• To be done:
Type out the data exactly as given. Skip any image.

• The input:
_ _ _ _ _ _ _

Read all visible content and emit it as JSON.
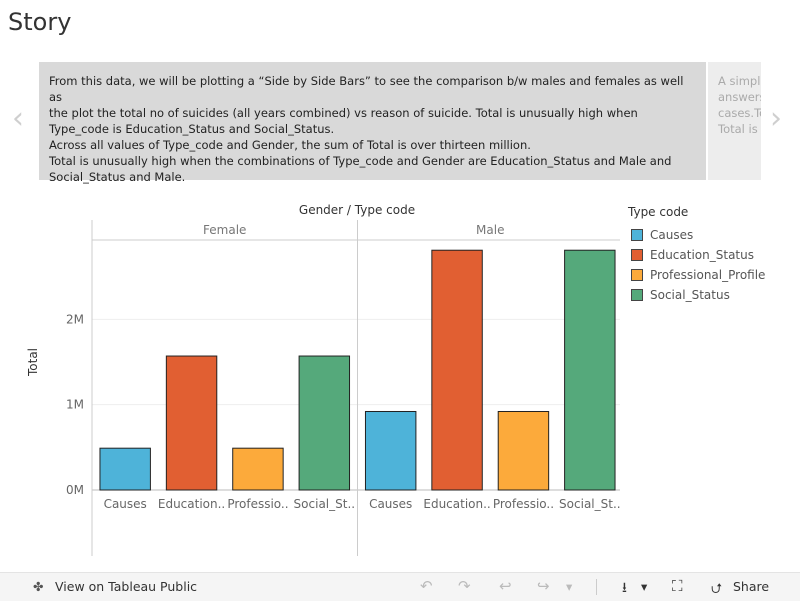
{
  "story": {
    "title": "Story"
  },
  "caption": {
    "lines": [
      "From this data, we will be plotting a “Side by Side Bars” to see the comparison b/w males and females as well as",
      "the plot the total no of suicides (all years combined) vs reason of suicide.      Total is unusually high when",
      "Type_code is Education_Status and Social_Status.",
      "Across all values of Type_code and Gender, the sum of Total is over thirteen million.",
      "Total is unusually high when the combinations of Type_code and Gender are Education_Status and Male and",
      "Social_Status and Male."
    ],
    "next_lines": [
      "A simple",
      "answers",
      "cases.To",
      "Total is"
    ]
  },
  "nav": {
    "prev": "‹",
    "next": "›"
  },
  "chart_data": {
    "type": "bar",
    "title": "Gender  /  Type code",
    "ylabel": "Total",
    "ylim": [
      0,
      3000000
    ],
    "yticks": [
      {
        "value": 0,
        "label": "0M"
      },
      {
        "value": 1000000,
        "label": "1M"
      },
      {
        "value": 2000000,
        "label": "2M"
      }
    ],
    "groups": [
      "Female",
      "Male"
    ],
    "categories": [
      "Causes",
      "Education_Status",
      "Professional_Profile",
      "Social_Status"
    ],
    "tick_labels": [
      "Causes",
      "Education..",
      "Professio..",
      "Social_St.."
    ],
    "colors": [
      "#4eb3d9",
      "#e15f32",
      "#fcaa3b",
      "#55a97b"
    ],
    "series": [
      {
        "name": "Female",
        "values": [
          490000,
          1570000,
          490000,
          1570000
        ]
      },
      {
        "name": "Male",
        "values": [
          920000,
          2810000,
          920000,
          2810000
        ]
      }
    ]
  },
  "legend": {
    "title": "Type code"
  },
  "toolbar": {
    "view_label": "View on Tableau Public",
    "share_label": "Share",
    "undo_icon": "↶",
    "redo_icon": "↷",
    "revert_icon": "↩",
    "refresh_icon": "↪",
    "dropdown_icon": "▾",
    "download_icon": "⭳",
    "fullscreen_icon": "⛶",
    "share_icon": "⮍",
    "tableau_icon": "✤"
  }
}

_ _ _ _ _ _ _

• Finished exercise:
Read all visible content and emit it as JSON.
{
  "story": {
    "title": "Story"
  },
  "caption": {
    "lines": [
      "From this data, we will be plotting a “Side by Side Bars” to see the comparison b/w males and females as well as",
      "the plot the total no of suicides (all years combined) vs reason of suicide.      Total is unusually high when",
      "Type_code is Education_Status and Social_Status.",
      "Across all values of Type_code and Gender, the sum of Total is over thirteen million.",
      "Total is unusually high when the combinations of Type_code and Gender are Education_Status and Male and",
      "Social_Status and Male."
    ],
    "next_lines": [
      "A simple",
      "answers",
      "cases.To",
      "Total is"
    ]
  },
  "nav": {
    "prev": "‹",
    "next": "›"
  },
  "chart_data": {
    "type": "bar",
    "title": "Gender  /  Type code",
    "ylabel": "Total",
    "ylim": [
      0,
      3000000
    ],
    "yticks": [
      {
        "value": 0,
        "label": "0M"
      },
      {
        "value": 1000000,
        "label": "1M"
      },
      {
        "value": 2000000,
        "label": "2M"
      }
    ],
    "groups": [
      "Female",
      "Male"
    ],
    "categories": [
      "Causes",
      "Education_Status",
      "Professional_Profile",
      "Social_Status"
    ],
    "tick_labels": [
      "Causes",
      "Education..",
      "Professio..",
      "Social_St.."
    ],
    "colors": [
      "#4eb3d9",
      "#e15f32",
      "#fcaa3b",
      "#55a97b"
    ],
    "series": [
      {
        "name": "Female",
        "values": [
          490000,
          1570000,
          490000,
          1570000
        ]
      },
      {
        "name": "Male",
        "values": [
          920000,
          2810000,
          920000,
          2810000
        ]
      }
    ]
  },
  "legend": {
    "title": "Type code"
  },
  "toolbar": {
    "view_label": "View on Tableau Public",
    "share_label": "Share",
    "undo_icon": "↶",
    "redo_icon": "↷",
    "revert_icon": "↩",
    "refresh_icon": "↪",
    "dropdown_icon": "▾",
    "download_icon": "⭳",
    "fullscreen_icon": "⛶",
    "share_icon": "⮍",
    "tableau_icon": "✤"
  }
}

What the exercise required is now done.